Denis Dubich nous parle des Moyses, aux origines desquels se trouverait une expulsion au XIVe siècle.

Selon une tradition qu'il ne nous a pas été possible de vérifier par les documents, l'ancêtre des Moyses, Mauses ou Mausy du secteur de Wittenheim, Ungersheim ou Feldkirch aurait été un juif mulhousien expulsé de sa ville au XIVe siècle car il avait contrevenu à une règle fondamentale : celle d'épouser une femme de sa communauté. Au lieu de cela, le juif Moyses aurait pris pour femme une « goy », soit une chrétienne. Peut-être est-ce vraiment ainsi que cette famille s'est retrouvée dès le XIVe siècle à Wittenheim, comme le prouve notamment un parchemin daté du 20 juin 1416 et rédigé par le prévôt de Mulhouse Wetzel Sellin, document que nous avons retrouvé avec Alain Eckes.

Expulsé pour l'amour d'une femme ?

Par cet acte, noble Kraft von Ungersheim rend des biens à la chapelle Saint-Nicolas de la Porte Haute, à Mulhouse, biens ayant été tenus jusque là par Hennin Moyses (orthographié plus loin Henin Moises) et Henin Bener (ou, plus loin, Benner), de Wittenheim. De nombreux témoins mulhousiens ont assisté à la rédaction de ce parchemin.

**TRAVAIL À FAIRE**
[a] Recopiez, s'il vous plaît, le passage depuis « Expulsé pour l'amour » jusqu'à « de ce parchemin. » inclus.
[b] Relevez, d'après le passage, les formes du nom de famille données pour le secteur de Wittenheim, Ungersheim ou Feldkirch.
[c] Selon le passage, de quand date le parchemin rédigé par le prévôt de Mulhouse Wetzel Sellin ?
Les lignes qui suivent forment un matériau indépendant du passage.

**DONNÉES FOURNIES**
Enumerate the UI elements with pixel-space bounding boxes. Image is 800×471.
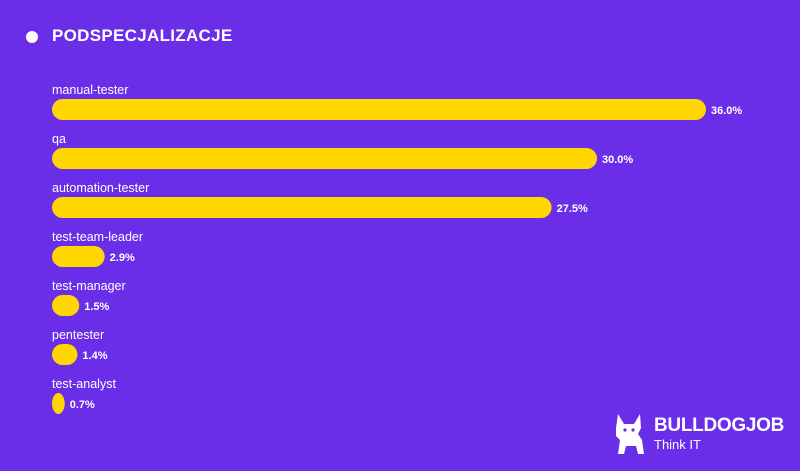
title-bullet [26,31,38,43]
category-label: test-analyst [52,377,116,391]
category-label: pentester [52,328,104,342]
category-label: automation-tester [52,181,149,195]
bar-test-analyst [52,393,65,414]
category-label: qa [52,132,66,146]
bar-automation-tester [52,197,552,218]
value-label: 1.5% [84,301,109,313]
category-label: test-manager [52,279,126,293]
value-label: 36.0% [711,105,742,117]
logo-name: BULLDOGJOB [654,415,785,436]
bar-manual-tester [52,99,706,120]
value-label: 0.7% [70,399,95,411]
bar-qa [52,148,597,169]
logo-tagline: Think IT [654,437,701,452]
category-label: test-team-leader [52,230,143,244]
value-label: 27.5% [557,203,588,215]
bar-test-manager [52,295,80,316]
value-label: 1.4% [82,350,107,362]
value-label: 30.0% [602,154,633,166]
bar-test-team-leader [52,246,105,267]
bulldogjob-logo: BULLDOGJOB Think IT [612,410,792,460]
bar-pentester [52,344,78,365]
category-label: manual-tester [52,83,128,97]
chart-title: PODSPECJALIZACJE [52,26,233,45]
bulldog-icon [616,414,644,454]
value-label: 2.9% [110,252,135,264]
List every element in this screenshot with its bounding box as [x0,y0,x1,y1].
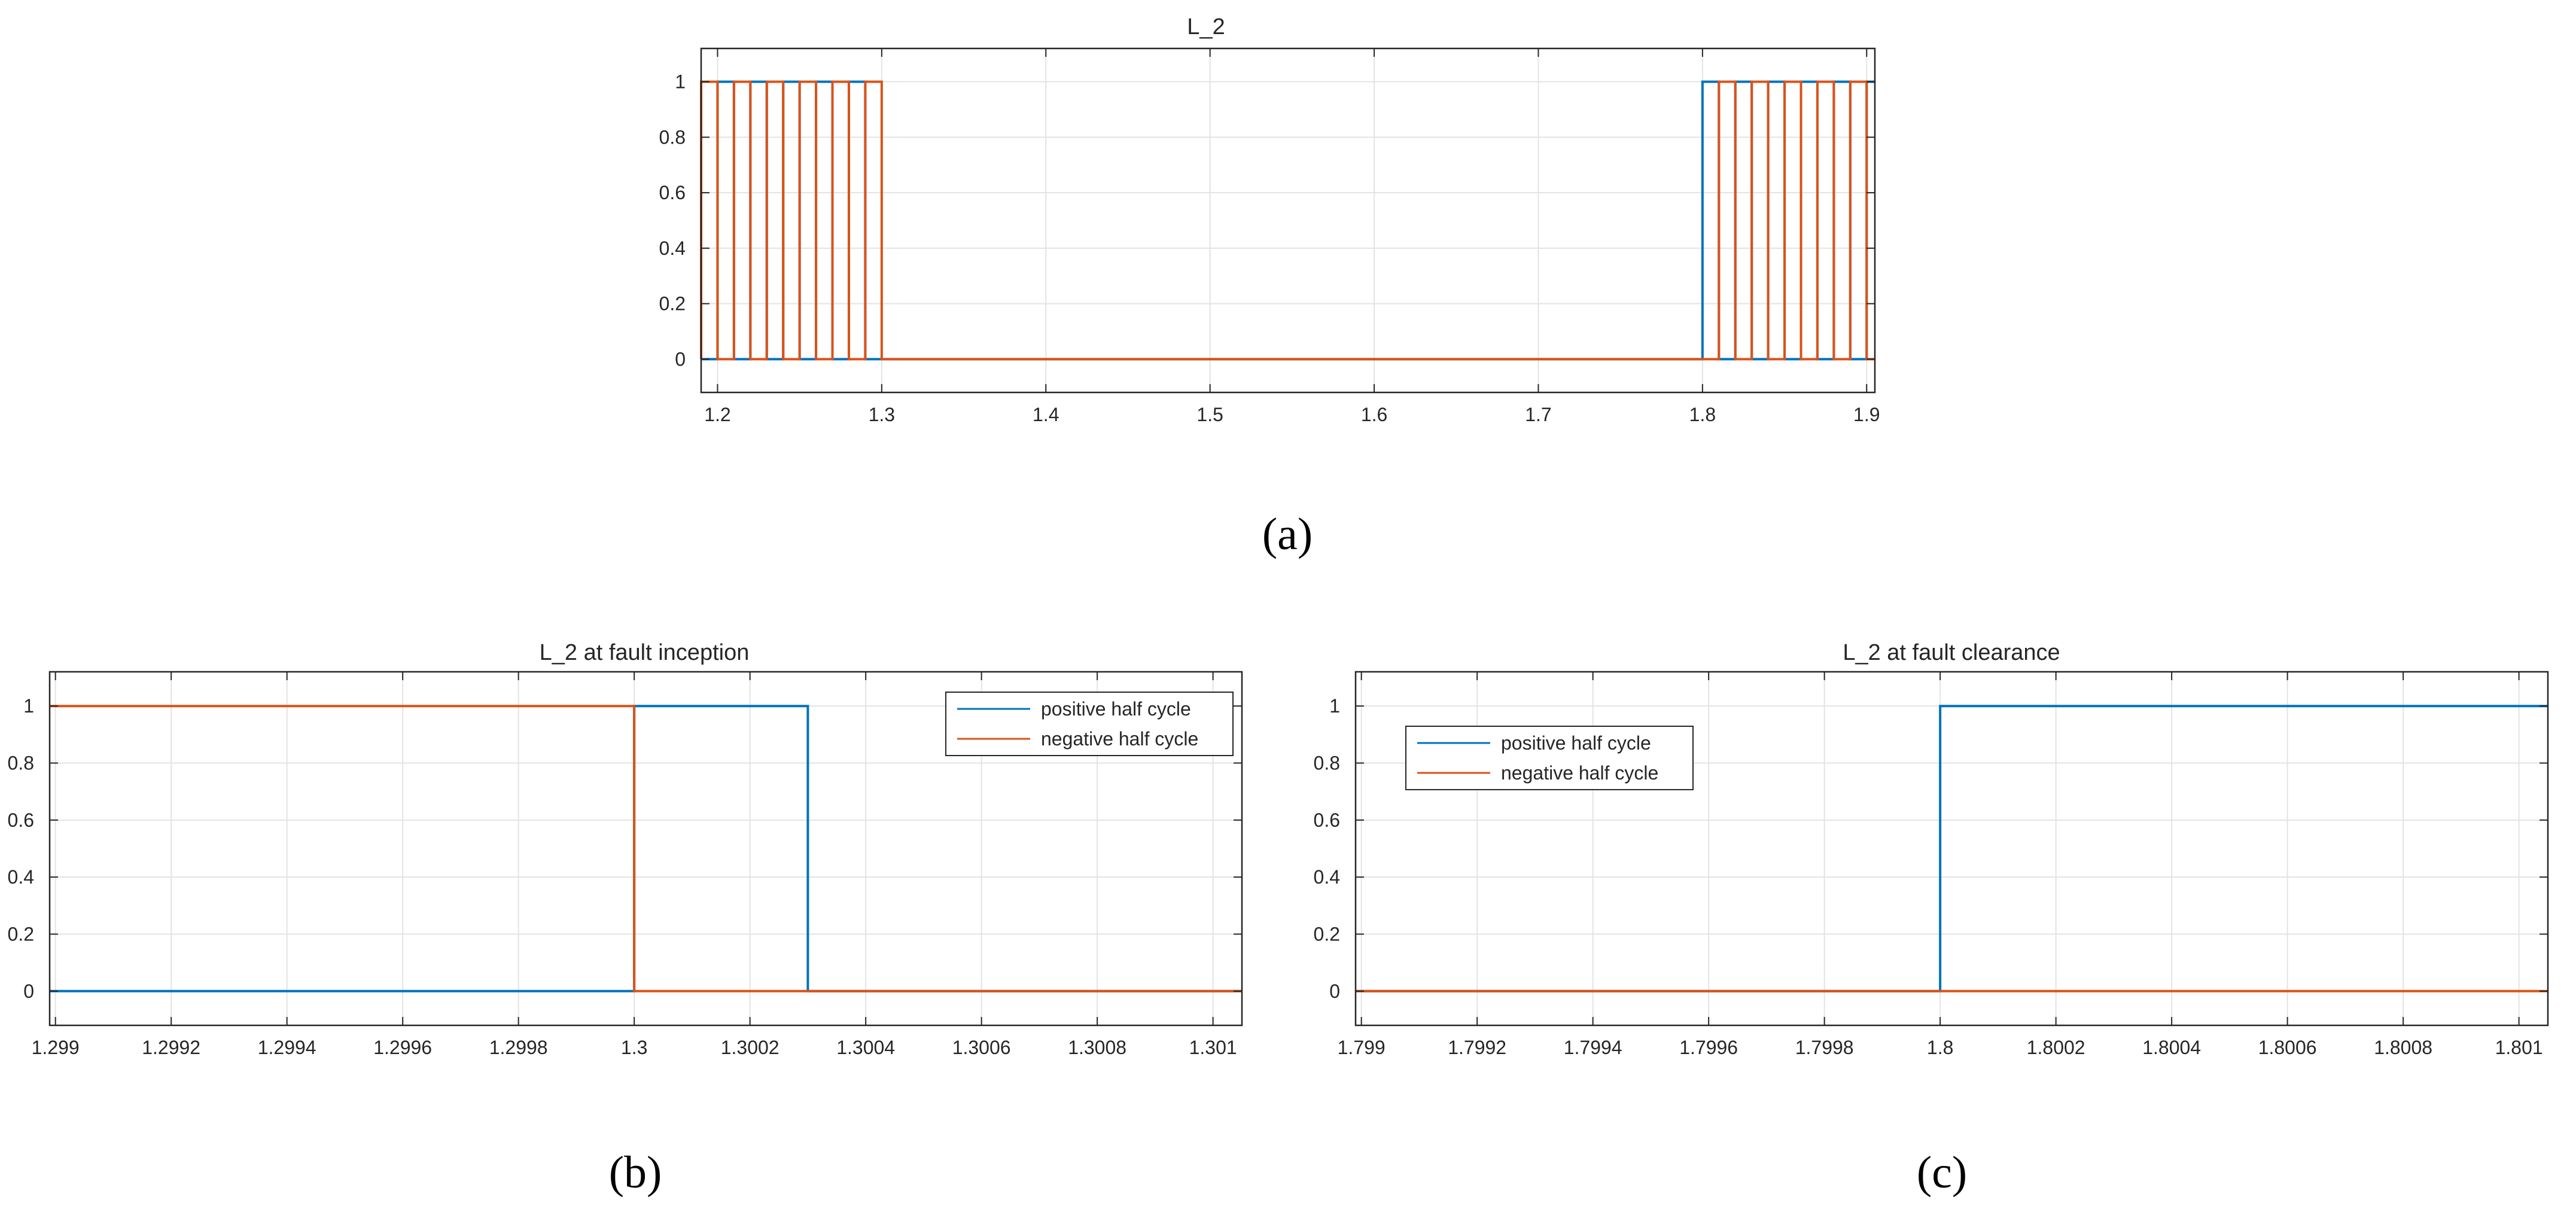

**RÉPONSES AUX EXERCICES**
[a]
Expulsé pour l'amour d'une femme ?

Par cet acte, noble Kraft von Ungersheim rend des biens à la chapelle Saint-Nicolas de la Porte Haute, à Mulhouse, biens ayant été tenus jusque là par Hennin Moyses (orthographié plus loin Henin Moises) et Henin Bener (ou, plus loin, Benner), de Wittenheim. De nombreux témoins mulhousiens ont assisté à la rédaction de ce parchemin.

[b] Moyses, Mauses, Mausy

[c] Du 20 juin 1416.